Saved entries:
%%
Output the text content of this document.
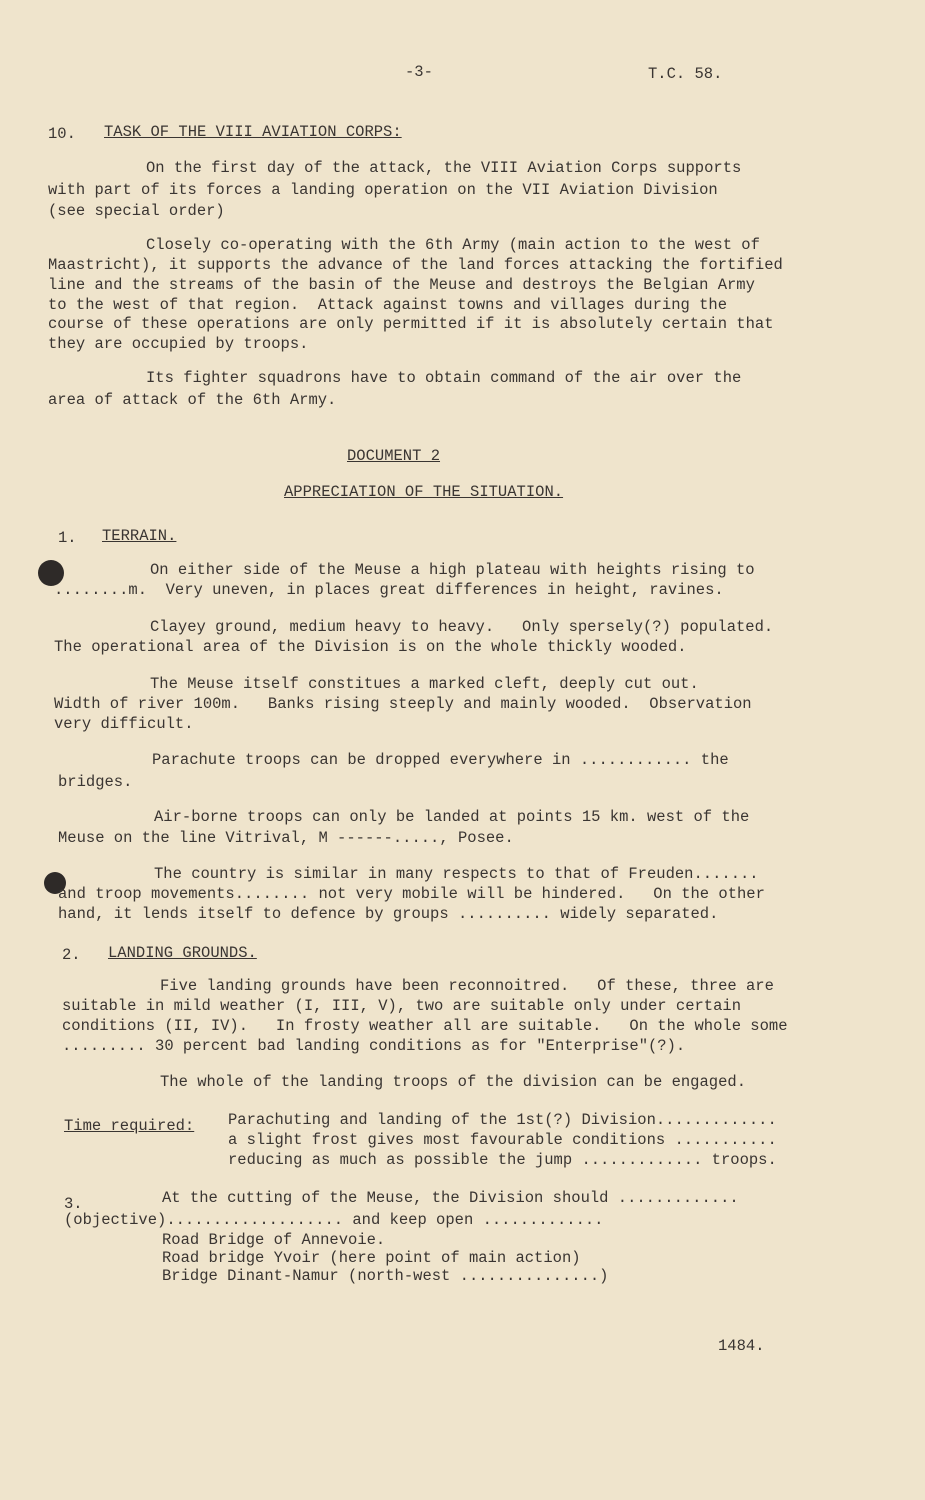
-3-	T.C. 58.
10. TASK OF THE VIII AVIATION CORPS:
On the first day of the attack, the VIII Aviation Corps supports
with part of its forces a landing operation on the VII Aviation Division
(see special order)
Closely co-operating with the 6th Army (main action to the west of
Maastricht), it supports the advance of the land forces attacking the fortified
line and the streams of the basin of the Meuse and destroys the Belgian Army
to the west of that region.  Attack against towns and villages during the
course of these operations are only permitted if it is absolutely certain that
they are occupied by troops.
Its fighter squadrons have to obtain command of the air over the
area of attack of the 6th Army.
DOCUMENT 2
APPRECIATION OF THE SITUATION.
1. TERRAIN.
On either side of the Meuse a high plateau with heights rising to
........m.  Very uneven, in places great differences in height, ravines.
Clayey ground, medium heavy to heavy.   Only spersely(?) populated.
The operational area of the Division is on the whole thickly wooded.
The Meuse itself constitues a marked cleft, deeply cut out.
Width of river 100m.   Banks rising steeply and mainly wooded.  Observation
very difficult.
Parachute troops can be dropped everywhere in ............ the
bridges.
Air-borne troops can only be landed at points 15 km. west of the
Meuse on the line Vitrival, M ------....., Posee.
The country is similar in many respects to that of Freuden.......
and troop movements........ not very mobile will be hindered.   On the other
hand, it lends itself to defence by groups .......... widely separated.
2. LANDING GROUNDS.
Five landing grounds have been reconnoitred.   Of these, three are
suitable in mild weather (I, III, V), two are suitable only under certain
conditions (II, IV).   In frosty weather all are suitable.   On the whole some
......... 30 percent bad landing conditions as for "Enterprise"(?).
The whole of the landing troops of the division can be engaged.
Time required: Parachuting and landing of the 1st(?) Division.............
a slight frost gives most favourable conditions ...........
reducing as much as possible the jump ............. troops.
3.	At the cutting of the Meuse, the Division should .............
(objective)................... and keep open .............
Road Bridge of Annevoie.
Road bridge Yvoir (here point of main action)
Bridge Dinant-Namur (north-west ...............)
1484.
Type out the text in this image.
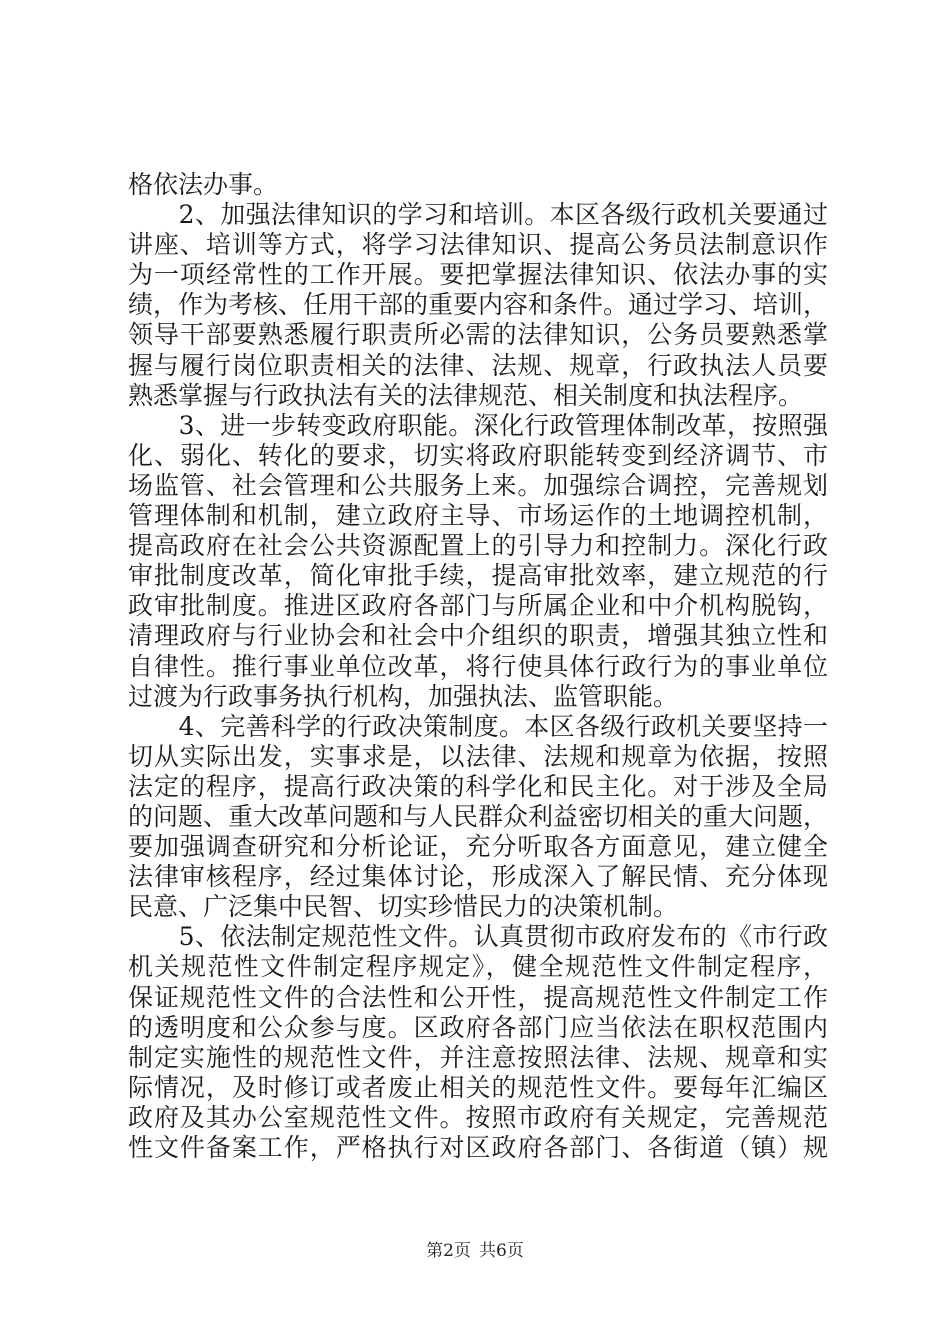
格依法办事。
　　2、加强法律知识的学习和培训。本区各级行政机关要通过
讲座、培训等方式，将学习法律知识、提高公务员法制意识作
为一项经常性的工作开展。要把掌握法律知识、依法办事的实
绩，作为考核、任用干部的重要内容和条件。通过学习、培训，
领导干部要熟悉履行职责所必需的法律知识，公务员要熟悉掌
握与履行岗位职责相关的法律、法规、规章，行政执法人员要
熟悉掌握与行政执法有关的法律规范、相关制度和执法程序。
　　3、进一步转变政府职能。深化行政管理体制改革，按照强
化、弱化、转化的要求，切实将政府职能转变到经济调节、市
场监管、社会管理和公共服务上来。加强综合调控，完善规划
管理体制和机制，建立政府主导、市场运作的土地调控机制，
提高政府在社会公共资源配置上的引导力和控制力。深化行政
审批制度改革，简化审批手续，提高审批效率，建立规范的行
政审批制度。推进区政府各部门与所属企业和中介机构脱钩，
清理政府与行业协会和社会中介组织的职责，增强其独立性和
自律性。推行事业单位改革，将行使具体行政行为的事业单位
过渡为行政事务执行机构，加强执法、监管职能。
　　4、完善科学的行政决策制度。本区各级行政机关要坚持一
切从实际出发，实事求是，以法律、法规和规章为依据，按照
法定的程序，提高行政决策的科学化和民主化。对于涉及全局
的问题、重大改革问题和与人民群众利益密切相关的重大问题，
要加强调查研究和分析论证，充分听取各方面意见，建立健全
法律审核程序，经过集体讨论，形成深入了解民情、充分体现
民意、广泛集中民智、切实珍惜民力的决策机制。
　　5、依法制定规范性文件。认真贯彻市政府发布的《市行政
机关规范性文件制定程序规定》，健全规范性文件制定程序，
保证规范性文件的合法性和公开性，提高规范性文件制定工作
的透明度和公众参与度。区政府各部门应当依法在职权范围内
制定实施性的规范性文件，并注意按照法律、法规、规章和实
际情况，及时修订或者废止相关的规范性文件。要每年汇编区
政府及其办公室规范性文件。按照市政府有关规定，完善规范
性文件备案工作，严格执行对区政府各部门、各街道（镇）规
第2页 共6页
%%
:: The task ::
Transcribe the listing above verbatim. Omit the pictures.

:: Correct result ::
Output the text content of this document.
-3-	T.C. 58.
10. TASK OF THE VIII AVIATION CORPS:
On the first day of the attack, the VIII Aviation Corps supports
with part of its forces a landing operation on the VII Aviation Division
(see special order)
Closely co-operating with the 6th Army (main action to the west of
Maastricht), it supports the advance of the land forces attacking the fortified
line and the streams of the basin of the Meuse and destroys the Belgian Army
to the west of that region.  Attack against towns and villages during the
course of these operations are only permitted if it is absolutely certain that
they are occupied by troops.
Its fighter squadrons have to obtain command of the air over the
area of attack of the 6th Army.
DOCUMENT 2
APPRECIATION OF THE SITUATION.
1. TERRAIN.
On either side of the Meuse a high plateau with heights rising to
........m.  Very uneven, in places great differences in height, ravines.
Clayey ground, medium heavy to heavy.   Only spersely(?) populated.
The operational area of the Division is on the whole thickly wooded.
The Meuse itself constitues a marked cleft, deeply cut out.
Width of river 100m.   Banks rising steeply and mainly wooded.  Observation
very difficult.
Parachute troops can be dropped everywhere in ............ the
bridges.
Air-borne troops can only be landed at points 15 km. west of the
Meuse on the line Vitrival, M ------....., Posee.
The country is similar in many respects to that of Freuden.......
and troop movements........ not very mobile will be hindered.   On the other
hand, it lends itself to defence by groups .......... widely separated.
2. LANDING GROUNDS.
Five landing grounds have been reconnoitred.   Of these, three are
suitable in mild weather (I, III, V), two are suitable only under certain
conditions (II, IV).   In frosty weather all are suitable.   On the whole some
......... 30 percent bad landing conditions as for "Enterprise"(?).
The whole of the landing troops of the division can be engaged.
Time required: Parachuting and landing of the 1st(?) Division.............
a slight frost gives most favourable conditions ...........
reducing as much as possible the jump ............. troops.
3.	At the cutting of the Meuse, the Division should .............
(objective)................... and keep open .............
Road Bridge of Annevoie.
Road bridge Yvoir (here point of main action)
Bridge Dinant-Namur (north-west ...............)
1484.
Type out the text in this image.
格依法办事。
　　2、加强法律知识的学习和培训。本区各级行政机关要通过
讲座、培训等方式，将学习法律知识、提高公务员法制意识作
为一项经常性的工作开展。要把掌握法律知识、依法办事的实
绩，作为考核、任用干部的重要内容和条件。通过学习、培训，
领导干部要熟悉履行职责所必需的法律知识，公务员要熟悉掌
握与履行岗位职责相关的法律、法规、规章，行政执法人员要
熟悉掌握与行政执法有关的法律规范、相关制度和执法程序。
　　3、进一步转变政府职能。深化行政管理体制改革，按照强
化、弱化、转化的要求，切实将政府职能转变到经济调节、市
场监管、社会管理和公共服务上来。加强综合调控，完善规划
管理体制和机制，建立政府主导、市场运作的土地调控机制，
提高政府在社会公共资源配置上的引导力和控制力。深化行政
审批制度改革，简化审批手续，提高审批效率，建立规范的行
政审批制度。推进区政府各部门与所属企业和中介机构脱钩，
清理政府与行业协会和社会中介组织的职责，增强其独立性和
自律性。推行事业单位改革，将行使具体行政行为的事业单位
过渡为行政事务执行机构，加强执法、监管职能。
　　4、完善科学的行政决策制度。本区各级行政机关要坚持一
切从实际出发，实事求是，以法律、法规和规章为依据，按照
法定的程序，提高行政决策的科学化和民主化。对于涉及全局
的问题、重大改革问题和与人民群众利益密切相关的重大问题，
要加强调查研究和分析论证，充分听取各方面意见，建立健全
法律审核程序，经过集体讨论，形成深入了解民情、充分体现
民意、广泛集中民智、切实珍惜民力的决策机制。
　　5、依法制定规范性文件。认真贯彻市政府发布的《市行政
机关规范性文件制定程序规定》，健全规范性文件制定程序，
保证规范性文件的合法性和公开性，提高规范性文件制定工作
的透明度和公众参与度。区政府各部门应当依法在职权范围内
制定实施性的规范性文件，并注意按照法律、法规、规章和实
际情况，及时修订或者废止相关的规范性文件。要每年汇编区
政府及其办公室规范性文件。按照市政府有关规定，完善规范
性文件备案工作，严格执行对区政府各部门、各街道（镇）规
第2页 共6页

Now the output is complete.